Given information:
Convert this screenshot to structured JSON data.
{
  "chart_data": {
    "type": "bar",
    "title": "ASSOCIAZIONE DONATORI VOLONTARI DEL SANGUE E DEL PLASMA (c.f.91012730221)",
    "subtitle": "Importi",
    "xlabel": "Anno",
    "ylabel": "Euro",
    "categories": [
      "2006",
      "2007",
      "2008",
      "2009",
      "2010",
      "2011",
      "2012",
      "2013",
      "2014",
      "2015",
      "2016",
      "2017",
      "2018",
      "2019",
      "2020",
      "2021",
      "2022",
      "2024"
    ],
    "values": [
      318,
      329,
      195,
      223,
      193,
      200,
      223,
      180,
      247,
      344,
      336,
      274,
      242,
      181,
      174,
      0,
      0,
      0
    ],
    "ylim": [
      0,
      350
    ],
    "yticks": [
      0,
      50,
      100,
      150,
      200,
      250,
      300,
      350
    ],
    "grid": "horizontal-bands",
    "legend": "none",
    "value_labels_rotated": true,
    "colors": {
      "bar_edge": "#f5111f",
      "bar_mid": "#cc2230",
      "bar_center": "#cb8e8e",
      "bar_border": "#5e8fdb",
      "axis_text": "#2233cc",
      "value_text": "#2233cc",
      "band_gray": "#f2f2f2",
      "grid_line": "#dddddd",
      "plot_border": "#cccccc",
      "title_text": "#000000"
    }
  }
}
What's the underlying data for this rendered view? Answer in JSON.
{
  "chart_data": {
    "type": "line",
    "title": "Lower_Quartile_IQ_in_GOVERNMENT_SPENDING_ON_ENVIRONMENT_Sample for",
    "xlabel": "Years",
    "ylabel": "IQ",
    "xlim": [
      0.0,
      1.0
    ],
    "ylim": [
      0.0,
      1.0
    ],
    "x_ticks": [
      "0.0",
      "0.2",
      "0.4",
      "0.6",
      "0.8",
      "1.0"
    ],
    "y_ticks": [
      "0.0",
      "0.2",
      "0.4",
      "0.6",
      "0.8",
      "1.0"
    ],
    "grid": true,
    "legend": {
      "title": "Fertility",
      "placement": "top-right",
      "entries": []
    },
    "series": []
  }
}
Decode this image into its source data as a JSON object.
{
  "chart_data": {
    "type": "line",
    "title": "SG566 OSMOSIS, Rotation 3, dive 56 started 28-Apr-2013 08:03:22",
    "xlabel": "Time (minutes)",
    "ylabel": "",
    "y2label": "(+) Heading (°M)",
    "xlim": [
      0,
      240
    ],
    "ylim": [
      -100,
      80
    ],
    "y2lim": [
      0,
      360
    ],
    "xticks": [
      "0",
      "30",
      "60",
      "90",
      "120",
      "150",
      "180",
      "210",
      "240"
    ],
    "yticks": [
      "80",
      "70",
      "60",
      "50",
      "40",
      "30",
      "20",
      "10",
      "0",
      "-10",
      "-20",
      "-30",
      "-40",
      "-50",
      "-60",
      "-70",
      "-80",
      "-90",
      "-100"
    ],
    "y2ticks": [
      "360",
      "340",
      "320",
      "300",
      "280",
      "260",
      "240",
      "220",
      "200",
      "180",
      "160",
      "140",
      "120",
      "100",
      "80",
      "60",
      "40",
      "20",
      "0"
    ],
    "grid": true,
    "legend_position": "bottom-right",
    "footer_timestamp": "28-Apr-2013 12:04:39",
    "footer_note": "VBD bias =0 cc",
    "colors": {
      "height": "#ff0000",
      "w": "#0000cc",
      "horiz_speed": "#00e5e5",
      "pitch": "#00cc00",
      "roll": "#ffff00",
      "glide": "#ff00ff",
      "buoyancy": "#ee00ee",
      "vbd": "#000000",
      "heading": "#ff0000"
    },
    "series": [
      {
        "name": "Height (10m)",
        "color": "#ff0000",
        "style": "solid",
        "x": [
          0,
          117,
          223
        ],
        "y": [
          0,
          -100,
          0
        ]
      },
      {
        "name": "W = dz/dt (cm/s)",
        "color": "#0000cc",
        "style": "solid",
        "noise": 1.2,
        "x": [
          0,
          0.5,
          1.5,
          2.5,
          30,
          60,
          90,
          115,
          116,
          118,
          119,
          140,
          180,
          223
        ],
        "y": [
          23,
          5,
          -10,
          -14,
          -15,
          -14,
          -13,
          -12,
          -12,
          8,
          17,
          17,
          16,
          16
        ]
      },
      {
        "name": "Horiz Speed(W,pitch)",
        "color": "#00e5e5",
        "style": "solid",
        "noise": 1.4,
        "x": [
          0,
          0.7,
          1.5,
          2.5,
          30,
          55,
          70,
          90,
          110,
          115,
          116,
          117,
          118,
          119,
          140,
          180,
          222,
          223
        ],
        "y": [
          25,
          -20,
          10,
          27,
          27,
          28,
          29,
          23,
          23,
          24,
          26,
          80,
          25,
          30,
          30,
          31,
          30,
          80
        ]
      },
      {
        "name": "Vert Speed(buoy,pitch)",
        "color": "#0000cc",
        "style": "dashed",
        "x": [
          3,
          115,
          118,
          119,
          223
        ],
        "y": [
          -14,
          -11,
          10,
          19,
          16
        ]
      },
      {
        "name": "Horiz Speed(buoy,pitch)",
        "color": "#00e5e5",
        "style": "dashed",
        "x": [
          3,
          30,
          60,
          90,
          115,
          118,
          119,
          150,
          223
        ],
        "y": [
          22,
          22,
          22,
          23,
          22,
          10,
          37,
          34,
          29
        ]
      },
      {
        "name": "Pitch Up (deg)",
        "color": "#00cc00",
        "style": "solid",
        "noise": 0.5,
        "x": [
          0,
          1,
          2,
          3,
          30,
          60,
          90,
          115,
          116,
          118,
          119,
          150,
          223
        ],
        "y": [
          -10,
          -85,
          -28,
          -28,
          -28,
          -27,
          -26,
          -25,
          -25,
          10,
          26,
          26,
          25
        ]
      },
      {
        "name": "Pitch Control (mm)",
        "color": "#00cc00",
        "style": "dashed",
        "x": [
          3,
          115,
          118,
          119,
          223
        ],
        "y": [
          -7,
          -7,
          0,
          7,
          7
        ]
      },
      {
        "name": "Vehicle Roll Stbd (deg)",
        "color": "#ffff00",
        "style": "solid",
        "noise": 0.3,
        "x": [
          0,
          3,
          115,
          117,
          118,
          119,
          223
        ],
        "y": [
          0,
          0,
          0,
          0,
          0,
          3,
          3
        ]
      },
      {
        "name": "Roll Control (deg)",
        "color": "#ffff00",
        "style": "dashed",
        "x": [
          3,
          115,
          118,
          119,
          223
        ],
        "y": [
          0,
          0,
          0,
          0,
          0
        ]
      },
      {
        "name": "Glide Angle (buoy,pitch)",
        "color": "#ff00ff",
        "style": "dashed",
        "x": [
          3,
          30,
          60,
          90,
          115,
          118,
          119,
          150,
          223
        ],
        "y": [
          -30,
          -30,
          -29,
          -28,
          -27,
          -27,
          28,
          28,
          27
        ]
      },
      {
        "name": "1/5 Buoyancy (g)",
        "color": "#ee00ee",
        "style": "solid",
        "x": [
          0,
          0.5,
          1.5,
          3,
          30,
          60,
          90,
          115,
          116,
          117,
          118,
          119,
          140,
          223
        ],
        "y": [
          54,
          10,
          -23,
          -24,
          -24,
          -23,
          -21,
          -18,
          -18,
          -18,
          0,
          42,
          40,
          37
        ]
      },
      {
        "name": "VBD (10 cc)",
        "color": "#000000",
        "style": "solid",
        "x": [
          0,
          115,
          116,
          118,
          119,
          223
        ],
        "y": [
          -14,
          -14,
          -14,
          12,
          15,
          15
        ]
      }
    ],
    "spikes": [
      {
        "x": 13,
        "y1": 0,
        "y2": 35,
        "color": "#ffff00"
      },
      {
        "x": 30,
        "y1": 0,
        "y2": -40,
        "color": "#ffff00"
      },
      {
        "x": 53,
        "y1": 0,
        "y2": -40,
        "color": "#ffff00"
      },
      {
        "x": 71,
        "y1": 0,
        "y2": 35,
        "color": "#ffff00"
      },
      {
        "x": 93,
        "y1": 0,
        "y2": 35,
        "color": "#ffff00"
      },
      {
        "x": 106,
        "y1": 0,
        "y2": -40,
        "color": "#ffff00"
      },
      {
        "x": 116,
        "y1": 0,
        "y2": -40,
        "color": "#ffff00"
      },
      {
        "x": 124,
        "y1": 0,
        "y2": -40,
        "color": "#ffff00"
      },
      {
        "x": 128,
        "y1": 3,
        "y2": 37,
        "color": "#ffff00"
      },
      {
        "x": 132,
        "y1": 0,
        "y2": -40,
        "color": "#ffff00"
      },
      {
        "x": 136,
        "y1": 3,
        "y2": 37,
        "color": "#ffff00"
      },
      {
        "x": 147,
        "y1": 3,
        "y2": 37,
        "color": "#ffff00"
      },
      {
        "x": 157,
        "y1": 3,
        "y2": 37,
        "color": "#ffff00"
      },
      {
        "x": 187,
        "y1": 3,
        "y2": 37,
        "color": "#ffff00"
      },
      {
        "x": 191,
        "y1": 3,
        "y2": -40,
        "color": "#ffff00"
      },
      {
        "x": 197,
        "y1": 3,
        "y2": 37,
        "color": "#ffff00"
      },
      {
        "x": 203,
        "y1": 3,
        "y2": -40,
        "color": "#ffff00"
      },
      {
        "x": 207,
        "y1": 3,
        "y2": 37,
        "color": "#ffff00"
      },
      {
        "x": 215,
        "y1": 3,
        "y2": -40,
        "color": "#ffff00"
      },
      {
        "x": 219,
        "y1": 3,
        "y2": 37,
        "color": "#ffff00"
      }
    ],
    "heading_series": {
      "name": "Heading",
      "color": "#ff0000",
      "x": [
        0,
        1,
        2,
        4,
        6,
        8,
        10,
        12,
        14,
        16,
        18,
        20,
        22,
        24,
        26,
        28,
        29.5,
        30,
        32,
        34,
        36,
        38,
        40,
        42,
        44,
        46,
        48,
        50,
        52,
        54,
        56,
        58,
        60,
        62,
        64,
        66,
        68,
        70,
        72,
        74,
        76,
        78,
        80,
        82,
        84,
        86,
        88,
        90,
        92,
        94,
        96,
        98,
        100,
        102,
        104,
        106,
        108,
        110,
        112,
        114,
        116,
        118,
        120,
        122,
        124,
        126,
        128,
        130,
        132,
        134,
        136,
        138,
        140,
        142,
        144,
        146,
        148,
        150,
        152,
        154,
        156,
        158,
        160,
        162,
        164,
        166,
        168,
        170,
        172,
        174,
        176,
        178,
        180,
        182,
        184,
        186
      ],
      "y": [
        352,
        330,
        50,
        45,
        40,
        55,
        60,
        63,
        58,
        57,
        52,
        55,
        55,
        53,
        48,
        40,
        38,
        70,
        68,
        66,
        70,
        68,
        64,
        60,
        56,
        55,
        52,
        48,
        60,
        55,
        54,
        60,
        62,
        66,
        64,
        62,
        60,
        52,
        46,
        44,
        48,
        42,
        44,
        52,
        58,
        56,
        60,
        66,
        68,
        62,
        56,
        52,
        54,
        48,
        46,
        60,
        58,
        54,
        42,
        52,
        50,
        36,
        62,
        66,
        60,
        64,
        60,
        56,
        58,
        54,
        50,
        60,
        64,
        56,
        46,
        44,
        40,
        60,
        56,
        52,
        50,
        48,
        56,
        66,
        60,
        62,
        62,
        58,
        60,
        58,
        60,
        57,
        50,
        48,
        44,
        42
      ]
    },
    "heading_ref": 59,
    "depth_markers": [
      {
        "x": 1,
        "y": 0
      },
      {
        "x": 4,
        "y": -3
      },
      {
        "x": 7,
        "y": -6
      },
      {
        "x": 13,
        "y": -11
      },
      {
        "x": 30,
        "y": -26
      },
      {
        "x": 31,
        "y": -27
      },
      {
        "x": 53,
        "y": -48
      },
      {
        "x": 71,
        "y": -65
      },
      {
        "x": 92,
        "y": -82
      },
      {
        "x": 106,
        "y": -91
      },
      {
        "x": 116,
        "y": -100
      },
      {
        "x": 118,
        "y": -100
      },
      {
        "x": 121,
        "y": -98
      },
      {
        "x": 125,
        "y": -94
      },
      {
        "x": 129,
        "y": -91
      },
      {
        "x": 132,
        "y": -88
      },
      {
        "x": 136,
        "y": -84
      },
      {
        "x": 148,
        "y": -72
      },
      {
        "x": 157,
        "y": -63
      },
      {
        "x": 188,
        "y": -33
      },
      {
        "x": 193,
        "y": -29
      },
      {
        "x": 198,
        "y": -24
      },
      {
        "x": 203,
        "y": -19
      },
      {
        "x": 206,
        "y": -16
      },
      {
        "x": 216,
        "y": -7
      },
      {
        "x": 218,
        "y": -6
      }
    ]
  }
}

Description of the task: Gather each line in the data that holds the string "this".

Answer:
Convert this screenshot to structured JSON data.
What's the underlying data for this rendered view? Answer in JSON.
Decode this image into its source data as a JSON object.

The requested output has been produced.